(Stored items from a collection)

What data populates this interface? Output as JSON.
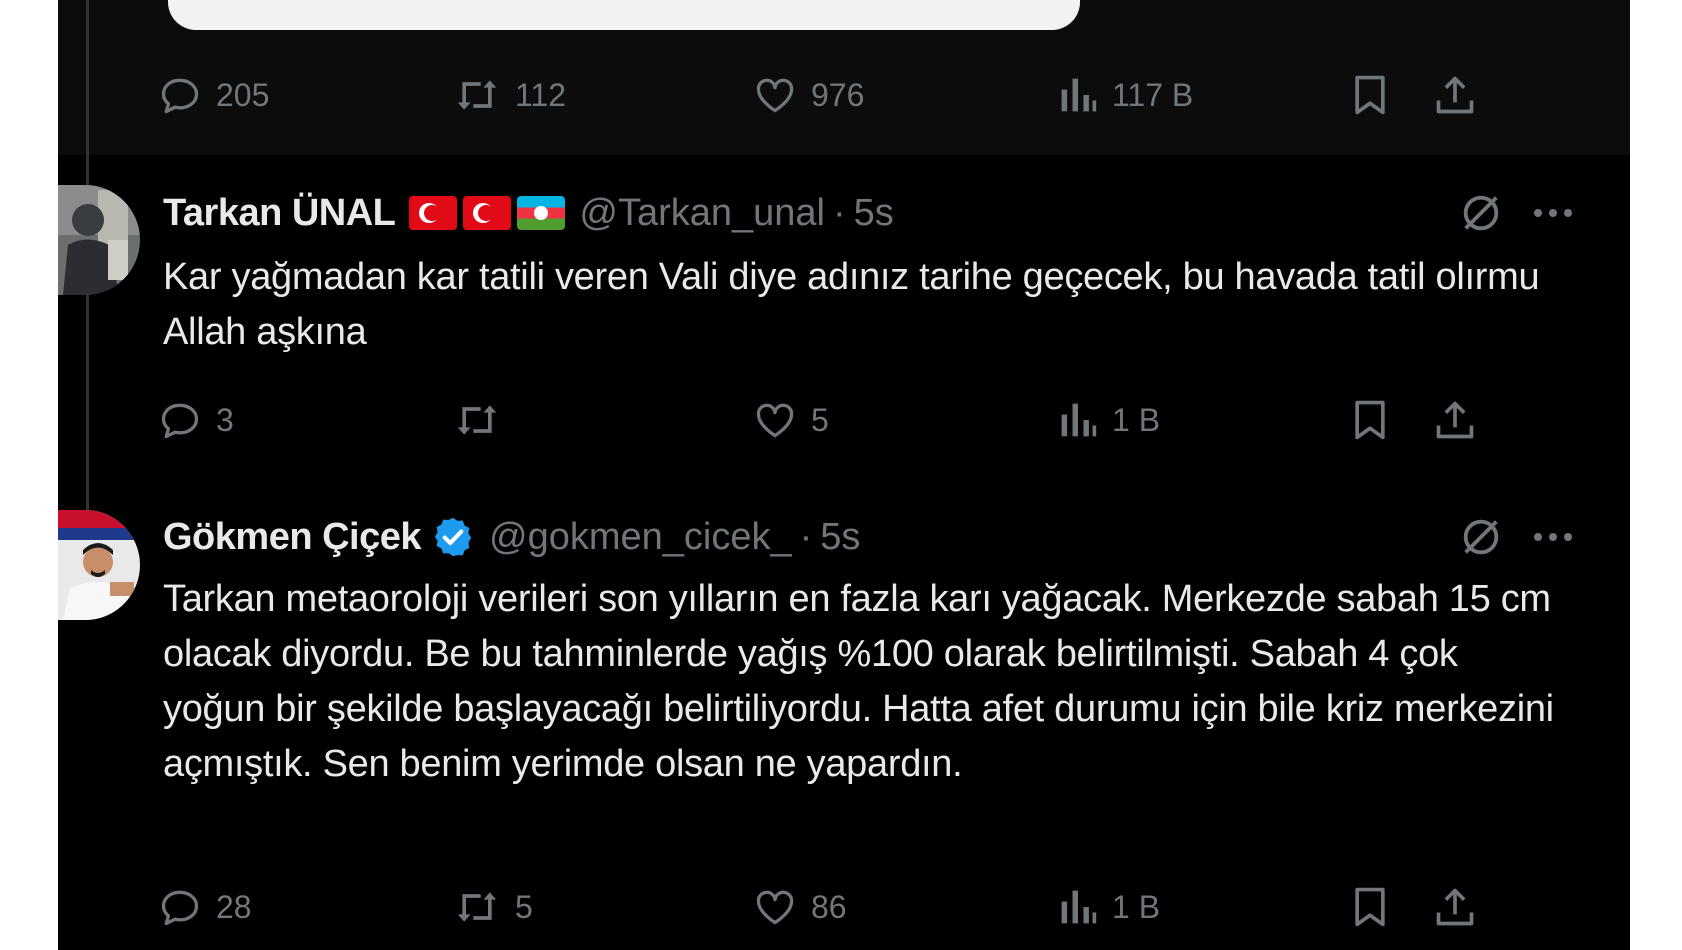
{
  "colors": {
    "background": "#000000",
    "text_primary": "#e7e9ea",
    "text_secondary": "#71767b",
    "verified_blue": "#1d9bf0"
  },
  "top_tweet": {
    "actions": {
      "replies": "205",
      "retweets": "112",
      "likes": "976",
      "views": "117 B"
    }
  },
  "tweets": [
    {
      "display_name": "Tarkan ÜNAL",
      "flags": [
        "turkey-flag",
        "turkey-flag",
        "azerbaijan-flag"
      ],
      "handle": "@Tarkan_unal",
      "dot": "·",
      "time": "5s",
      "text": "Kar yağmadan kar tatili veren Vali diye adınız tarihe geçecek, bu havada tatil olırmu Allah aşkına",
      "actions": {
        "replies": "3",
        "retweets": "",
        "likes": "5",
        "views": "1 B"
      }
    },
    {
      "display_name": "Gökmen Çiçek",
      "verified": true,
      "handle": "@gokmen_cicek_",
      "dot": "·",
      "time": "5s",
      "text": "Tarkan metaoroloji verileri son yılların en fazla karı yağacak. Merkezde sabah 15 cm olacak diyordu. Be bu tahminlerde yağış %100 olarak belirtilmişti. Sabah 4 çok yoğun bir şekilde başlayacağı belirtiliyordu. Hatta afet durumu için bile kriz merkezini açmıştık. Sen benim yerimde olsan ne yapardın.",
      "actions": {
        "replies": "28",
        "retweets": "5",
        "likes": "86",
        "views": "1 B"
      }
    }
  ]
}
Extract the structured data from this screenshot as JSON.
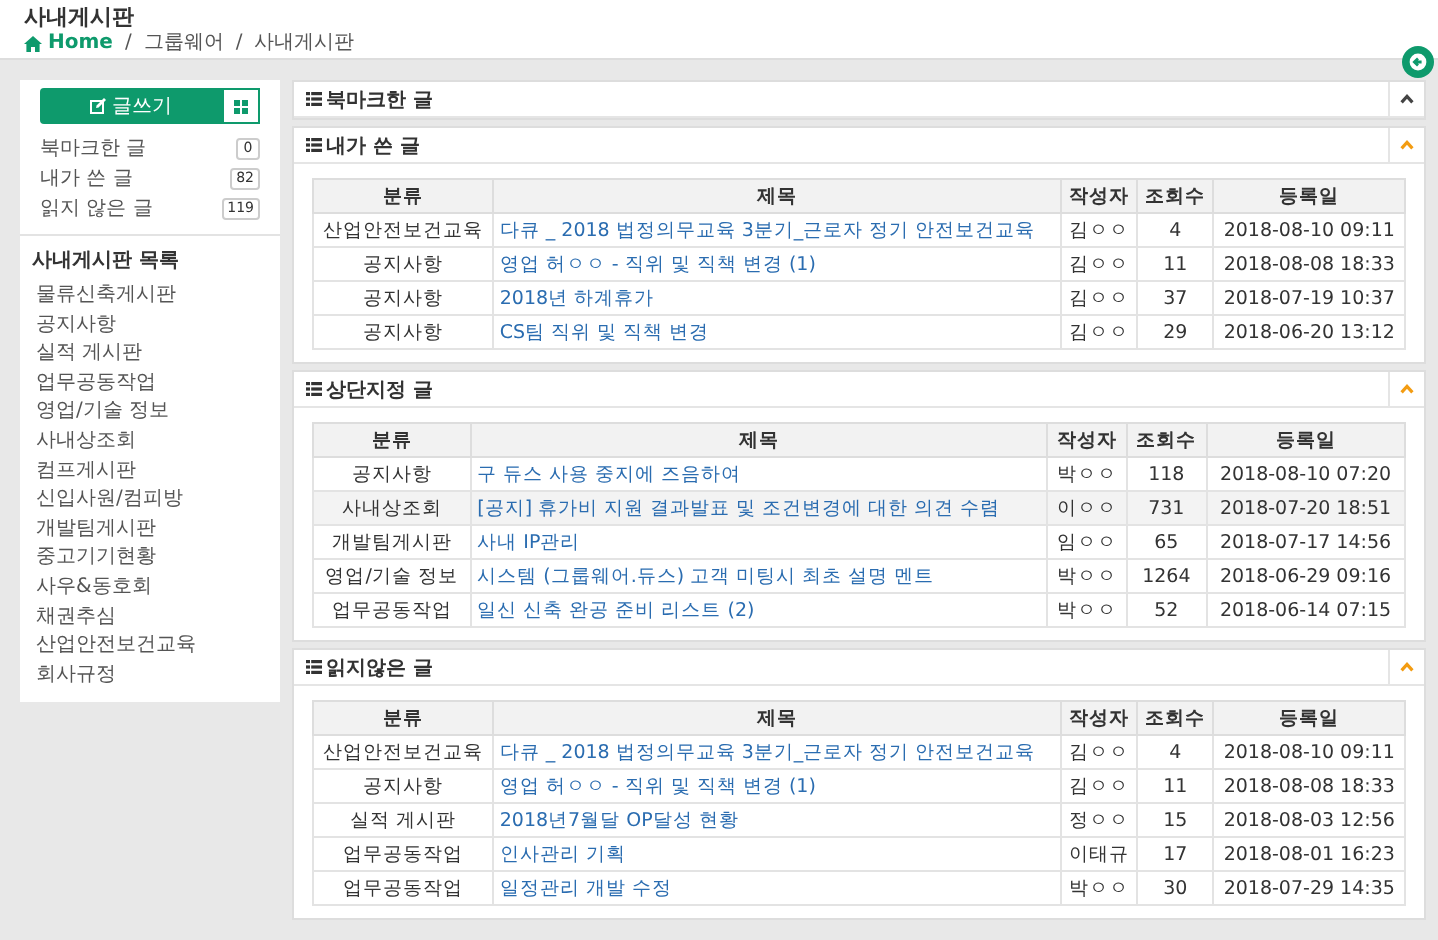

# Exercise goal
Strip the images and reproduce the remaining records precisely.

# Solution for this task
What data populates this interface? Output as JSON.
{
  "colors": {
    "background": "#000000",
    "text_primary": "#e7e9ea",
    "text_secondary": "#71767b",
    "verified_blue": "#1d9bf0"
  },
  "top_tweet": {
    "actions": {
      "replies": "205",
      "retweets": "112",
      "likes": "976",
      "views": "117 B"
    }
  },
  "tweets": [
    {
      "display_name": "Tarkan ÜNAL",
      "flags": [
        "turkey-flag",
        "turkey-flag",
        "azerbaijan-flag"
      ],
      "handle": "@Tarkan_unal",
      "dot": "·",
      "time": "5s",
      "text": "Kar yağmadan kar tatili veren Vali diye adınız tarihe geçecek, bu havada tatil olırmu Allah aşkına",
      "actions": {
        "replies": "3",
        "retweets": "",
        "likes": "5",
        "views": "1 B"
      }
    },
    {
      "display_name": "Gökmen Çiçek",
      "verified": true,
      "handle": "@gokmen_cicek_",
      "dot": "·",
      "time": "5s",
      "text": "Tarkan metaoroloji verileri son yılların en fazla karı yağacak. Merkezde sabah 15 cm olacak diyordu. Be bu tahminlerde yağış %100 olarak belirtilmişti. Sabah 4 çok yoğun bir şekilde başlayacağı belirtiliyordu. Hatta afet durumu için bile kriz merkezini açmıştık. Sen benim yerimde olsan ne yapardın.",
      "actions": {
        "replies": "28",
        "retweets": "5",
        "likes": "86",
        "views": "1 B"
      }
    }
  ]
}
Extract the structured data from this screenshot as JSON.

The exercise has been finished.